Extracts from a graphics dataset
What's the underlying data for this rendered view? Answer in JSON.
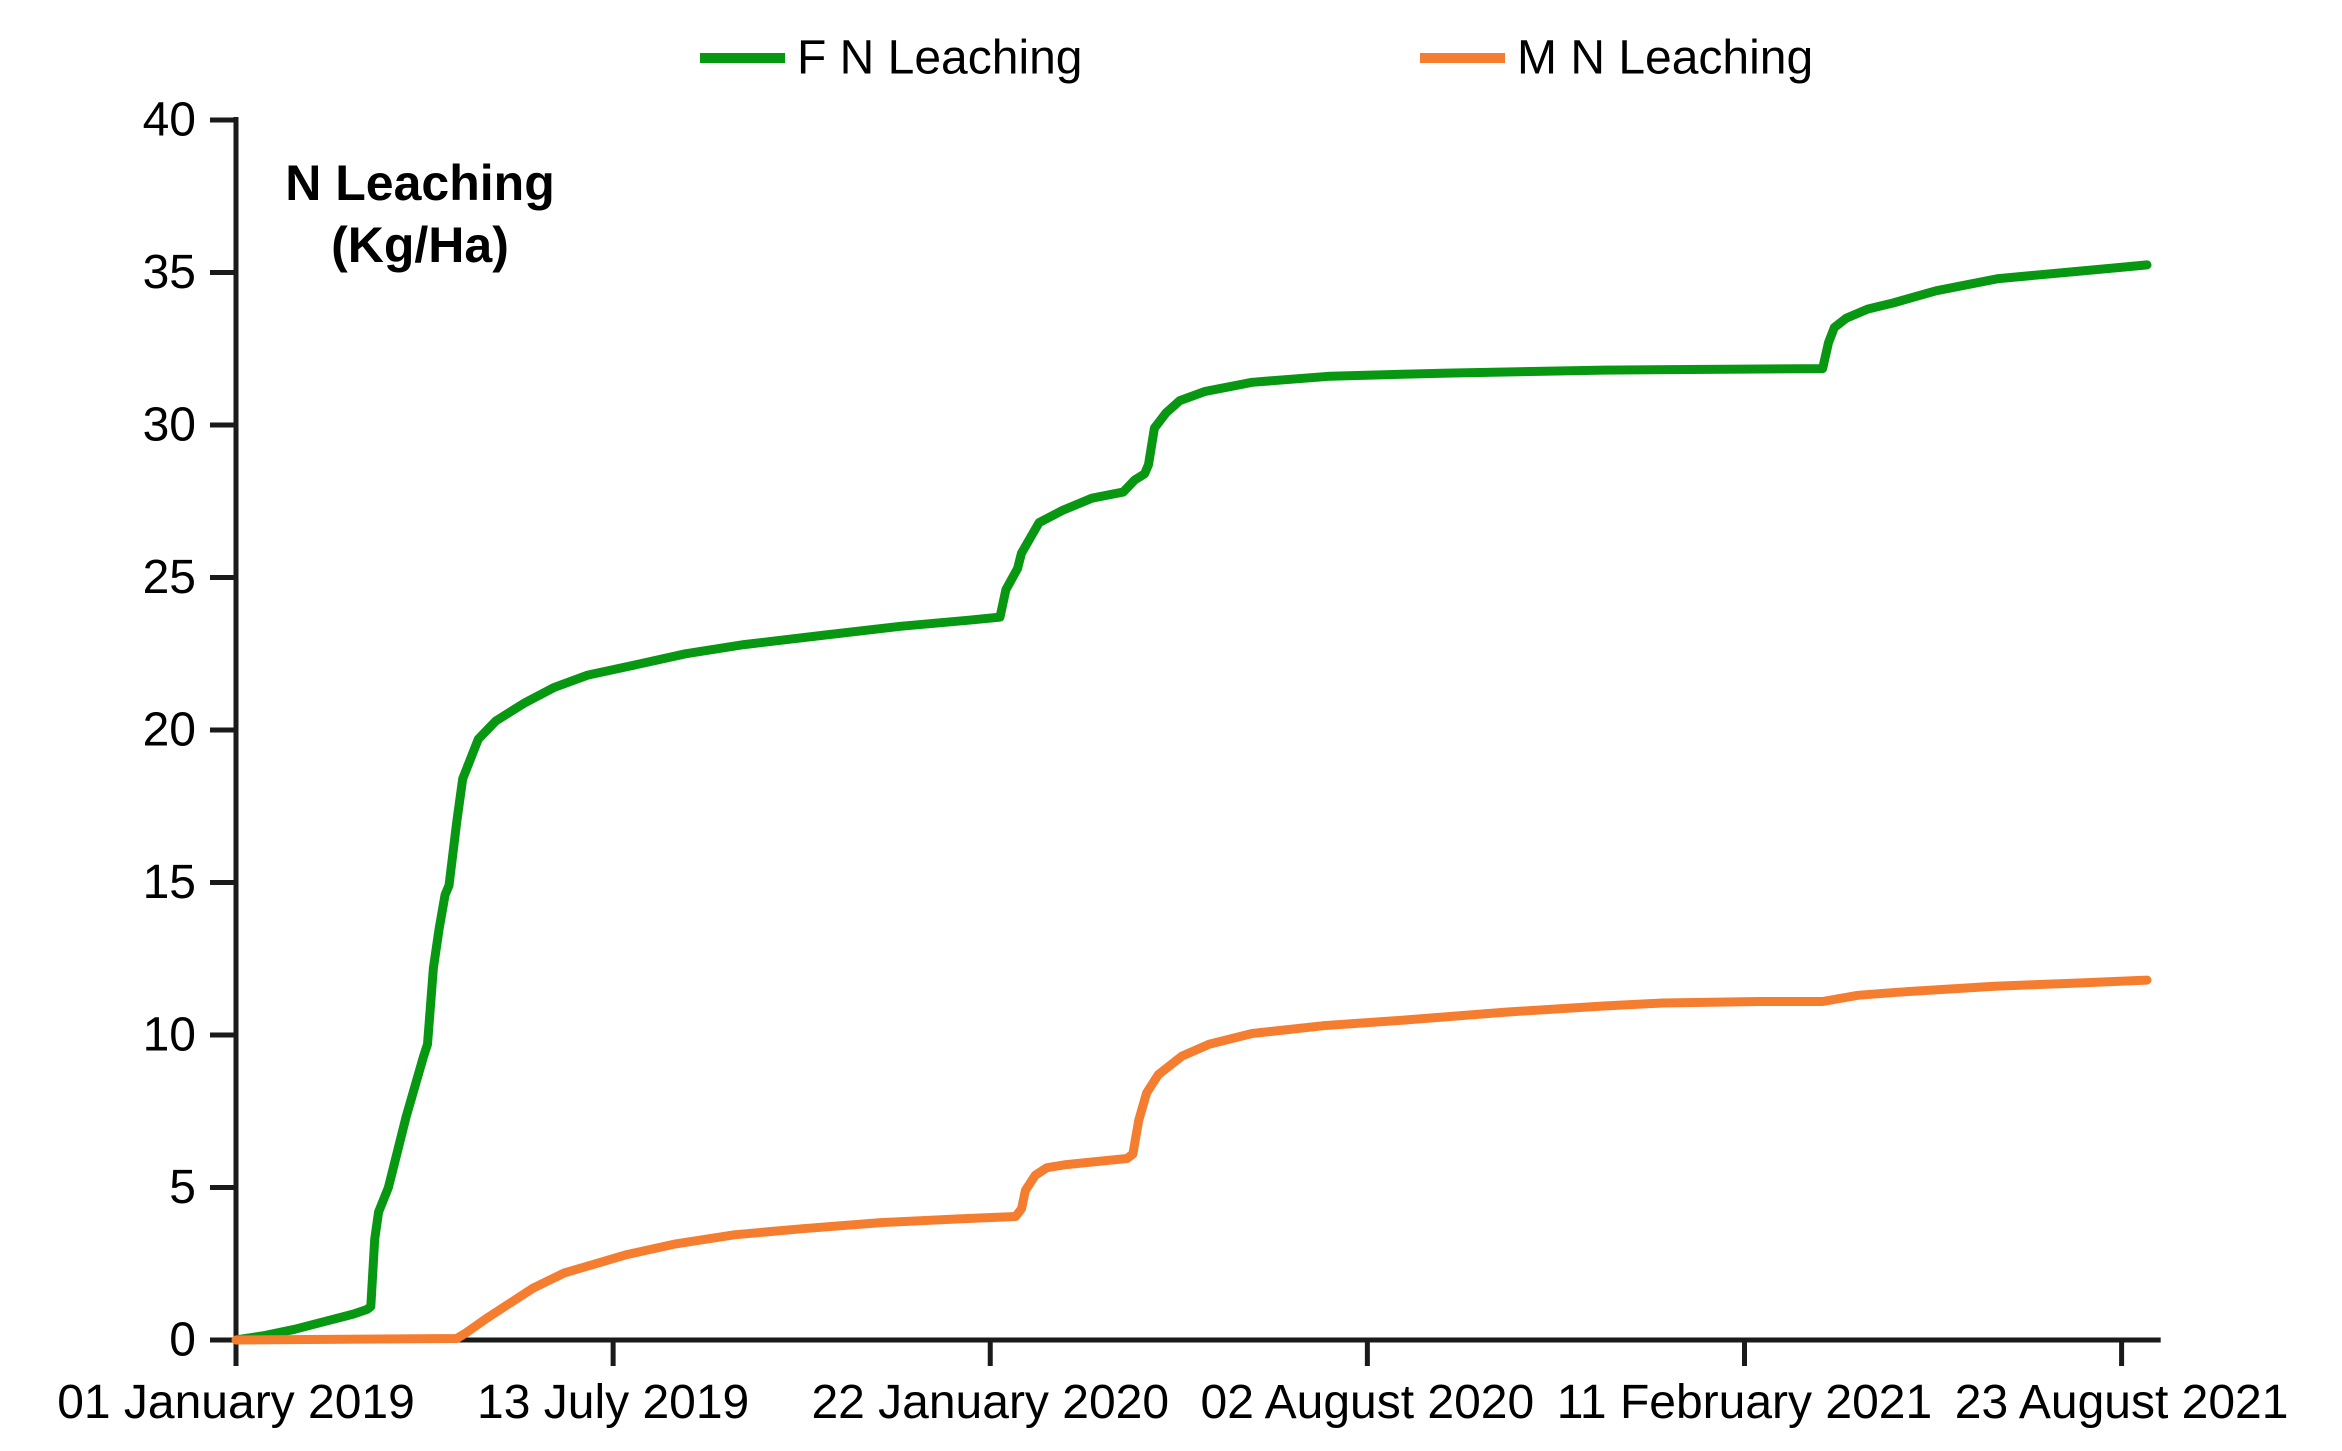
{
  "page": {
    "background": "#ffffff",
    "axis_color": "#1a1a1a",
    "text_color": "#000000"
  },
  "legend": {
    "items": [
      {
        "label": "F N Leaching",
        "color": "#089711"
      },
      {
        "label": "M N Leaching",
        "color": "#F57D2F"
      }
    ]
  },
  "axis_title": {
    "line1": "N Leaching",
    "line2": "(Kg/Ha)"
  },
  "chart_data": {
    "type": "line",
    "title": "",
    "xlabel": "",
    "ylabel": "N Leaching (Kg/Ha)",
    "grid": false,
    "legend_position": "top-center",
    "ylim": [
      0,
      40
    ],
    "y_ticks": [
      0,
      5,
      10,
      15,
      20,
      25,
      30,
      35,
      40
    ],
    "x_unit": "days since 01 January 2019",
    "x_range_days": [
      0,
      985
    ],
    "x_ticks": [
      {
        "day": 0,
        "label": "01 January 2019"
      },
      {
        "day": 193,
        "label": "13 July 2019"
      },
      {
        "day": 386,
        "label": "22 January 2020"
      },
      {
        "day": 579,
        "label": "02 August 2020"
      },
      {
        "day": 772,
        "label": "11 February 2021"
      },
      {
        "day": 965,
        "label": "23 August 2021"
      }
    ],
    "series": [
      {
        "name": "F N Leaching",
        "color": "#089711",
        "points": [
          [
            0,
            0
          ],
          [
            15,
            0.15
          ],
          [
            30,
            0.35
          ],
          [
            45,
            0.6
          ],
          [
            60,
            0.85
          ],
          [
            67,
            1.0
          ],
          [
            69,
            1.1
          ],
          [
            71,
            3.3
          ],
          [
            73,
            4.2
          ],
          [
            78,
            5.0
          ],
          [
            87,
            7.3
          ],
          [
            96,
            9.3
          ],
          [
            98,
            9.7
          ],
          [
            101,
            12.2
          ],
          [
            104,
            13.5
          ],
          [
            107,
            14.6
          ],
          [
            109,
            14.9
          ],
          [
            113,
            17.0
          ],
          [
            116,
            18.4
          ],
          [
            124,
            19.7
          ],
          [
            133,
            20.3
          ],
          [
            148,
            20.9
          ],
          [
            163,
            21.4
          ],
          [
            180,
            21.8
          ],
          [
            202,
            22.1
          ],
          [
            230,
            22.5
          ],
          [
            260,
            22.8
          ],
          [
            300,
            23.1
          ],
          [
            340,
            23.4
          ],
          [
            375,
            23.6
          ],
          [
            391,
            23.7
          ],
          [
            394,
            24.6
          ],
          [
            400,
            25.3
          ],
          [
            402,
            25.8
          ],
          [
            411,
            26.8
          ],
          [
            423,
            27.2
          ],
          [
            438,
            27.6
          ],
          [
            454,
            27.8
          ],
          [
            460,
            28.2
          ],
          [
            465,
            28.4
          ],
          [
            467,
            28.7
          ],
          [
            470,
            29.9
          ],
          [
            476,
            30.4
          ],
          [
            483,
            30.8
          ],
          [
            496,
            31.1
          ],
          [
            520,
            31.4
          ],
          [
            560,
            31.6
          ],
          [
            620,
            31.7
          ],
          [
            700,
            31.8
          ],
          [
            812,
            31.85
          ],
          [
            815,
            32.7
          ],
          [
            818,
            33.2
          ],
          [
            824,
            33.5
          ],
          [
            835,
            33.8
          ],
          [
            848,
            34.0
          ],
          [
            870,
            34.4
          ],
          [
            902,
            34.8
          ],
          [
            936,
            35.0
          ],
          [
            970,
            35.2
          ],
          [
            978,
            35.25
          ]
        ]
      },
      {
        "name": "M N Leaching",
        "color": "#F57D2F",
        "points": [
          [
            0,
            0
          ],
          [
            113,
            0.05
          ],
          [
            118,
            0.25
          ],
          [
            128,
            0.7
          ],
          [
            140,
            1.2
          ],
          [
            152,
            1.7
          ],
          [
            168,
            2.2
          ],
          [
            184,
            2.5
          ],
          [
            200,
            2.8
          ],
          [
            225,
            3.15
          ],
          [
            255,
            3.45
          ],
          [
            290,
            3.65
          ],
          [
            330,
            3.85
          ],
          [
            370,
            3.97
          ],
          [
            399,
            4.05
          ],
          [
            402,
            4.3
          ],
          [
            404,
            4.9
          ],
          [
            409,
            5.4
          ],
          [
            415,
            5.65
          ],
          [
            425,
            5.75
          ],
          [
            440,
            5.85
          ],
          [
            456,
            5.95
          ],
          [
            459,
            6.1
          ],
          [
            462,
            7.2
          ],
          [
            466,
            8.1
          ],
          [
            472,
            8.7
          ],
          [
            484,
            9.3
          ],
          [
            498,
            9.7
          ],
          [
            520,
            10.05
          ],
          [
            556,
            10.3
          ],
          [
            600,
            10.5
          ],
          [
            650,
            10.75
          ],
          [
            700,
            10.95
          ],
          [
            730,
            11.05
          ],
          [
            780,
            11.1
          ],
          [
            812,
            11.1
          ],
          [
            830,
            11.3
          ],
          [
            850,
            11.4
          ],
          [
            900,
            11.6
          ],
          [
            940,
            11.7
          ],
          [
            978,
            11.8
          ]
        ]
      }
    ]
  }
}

Short task » Without including any pictures, please restate all the records exactly.

Expected answer »
What's the underlying data for this rendered view? Answer in JSON.
{
  "page": {
    "background": "#ffffff",
    "axis_color": "#1a1a1a",
    "text_color": "#000000"
  },
  "legend": {
    "items": [
      {
        "label": "F N Leaching",
        "color": "#089711"
      },
      {
        "label": "M N Leaching",
        "color": "#F57D2F"
      }
    ]
  },
  "axis_title": {
    "line1": "N Leaching",
    "line2": "(Kg/Ha)"
  },
  "chart_data": {
    "type": "line",
    "title": "",
    "xlabel": "",
    "ylabel": "N Leaching (Kg/Ha)",
    "grid": false,
    "legend_position": "top-center",
    "ylim": [
      0,
      40
    ],
    "y_ticks": [
      0,
      5,
      10,
      15,
      20,
      25,
      30,
      35,
      40
    ],
    "x_unit": "days since 01 January 2019",
    "x_range_days": [
      0,
      985
    ],
    "x_ticks": [
      {
        "day": 0,
        "label": "01 January 2019"
      },
      {
        "day": 193,
        "label": "13 July 2019"
      },
      {
        "day": 386,
        "label": "22 January 2020"
      },
      {
        "day": 579,
        "label": "02 August 2020"
      },
      {
        "day": 772,
        "label": "11 February 2021"
      },
      {
        "day": 965,
        "label": "23 August 2021"
      }
    ],
    "series": [
      {
        "name": "F N Leaching",
        "color": "#089711",
        "points": [
          [
            0,
            0
          ],
          [
            15,
            0.15
          ],
          [
            30,
            0.35
          ],
          [
            45,
            0.6
          ],
          [
            60,
            0.85
          ],
          [
            67,
            1.0
          ],
          [
            69,
            1.1
          ],
          [
            71,
            3.3
          ],
          [
            73,
            4.2
          ],
          [
            78,
            5.0
          ],
          [
            87,
            7.3
          ],
          [
            96,
            9.3
          ],
          [
            98,
            9.7
          ],
          [
            101,
            12.2
          ],
          [
            104,
            13.5
          ],
          [
            107,
            14.6
          ],
          [
            109,
            14.9
          ],
          [
            113,
            17.0
          ],
          [
            116,
            18.4
          ],
          [
            124,
            19.7
          ],
          [
            133,
            20.3
          ],
          [
            148,
            20.9
          ],
          [
            163,
            21.4
          ],
          [
            180,
            21.8
          ],
          [
            202,
            22.1
          ],
          [
            230,
            22.5
          ],
          [
            260,
            22.8
          ],
          [
            300,
            23.1
          ],
          [
            340,
            23.4
          ],
          [
            375,
            23.6
          ],
          [
            391,
            23.7
          ],
          [
            394,
            24.6
          ],
          [
            400,
            25.3
          ],
          [
            402,
            25.8
          ],
          [
            411,
            26.8
          ],
          [
            423,
            27.2
          ],
          [
            438,
            27.6
          ],
          [
            454,
            27.8
          ],
          [
            460,
            28.2
          ],
          [
            465,
            28.4
          ],
          [
            467,
            28.7
          ],
          [
            470,
            29.9
          ],
          [
            476,
            30.4
          ],
          [
            483,
            30.8
          ],
          [
            496,
            31.1
          ],
          [
            520,
            31.4
          ],
          [
            560,
            31.6
          ],
          [
            620,
            31.7
          ],
          [
            700,
            31.8
          ],
          [
            812,
            31.85
          ],
          [
            815,
            32.7
          ],
          [
            818,
            33.2
          ],
          [
            824,
            33.5
          ],
          [
            835,
            33.8
          ],
          [
            848,
            34.0
          ],
          [
            870,
            34.4
          ],
          [
            902,
            34.8
          ],
          [
            936,
            35.0
          ],
          [
            970,
            35.2
          ],
          [
            978,
            35.25
          ]
        ]
      },
      {
        "name": "M N Leaching",
        "color": "#F57D2F",
        "points": [
          [
            0,
            0
          ],
          [
            113,
            0.05
          ],
          [
            118,
            0.25
          ],
          [
            128,
            0.7
          ],
          [
            140,
            1.2
          ],
          [
            152,
            1.7
          ],
          [
            168,
            2.2
          ],
          [
            184,
            2.5
          ],
          [
            200,
            2.8
          ],
          [
            225,
            3.15
          ],
          [
            255,
            3.45
          ],
          [
            290,
            3.65
          ],
          [
            330,
            3.85
          ],
          [
            370,
            3.97
          ],
          [
            399,
            4.05
          ],
          [
            402,
            4.3
          ],
          [
            404,
            4.9
          ],
          [
            409,
            5.4
          ],
          [
            415,
            5.65
          ],
          [
            425,
            5.75
          ],
          [
            440,
            5.85
          ],
          [
            456,
            5.95
          ],
          [
            459,
            6.1
          ],
          [
            462,
            7.2
          ],
          [
            466,
            8.1
          ],
          [
            472,
            8.7
          ],
          [
            484,
            9.3
          ],
          [
            498,
            9.7
          ],
          [
            520,
            10.05
          ],
          [
            556,
            10.3
          ],
          [
            600,
            10.5
          ],
          [
            650,
            10.75
          ],
          [
            700,
            10.95
          ],
          [
            730,
            11.05
          ],
          [
            780,
            11.1
          ],
          [
            812,
            11.1
          ],
          [
            830,
            11.3
          ],
          [
            850,
            11.4
          ],
          [
            900,
            11.6
          ],
          [
            940,
            11.7
          ],
          [
            978,
            11.8
          ]
        ]
      }
    ]
  }
}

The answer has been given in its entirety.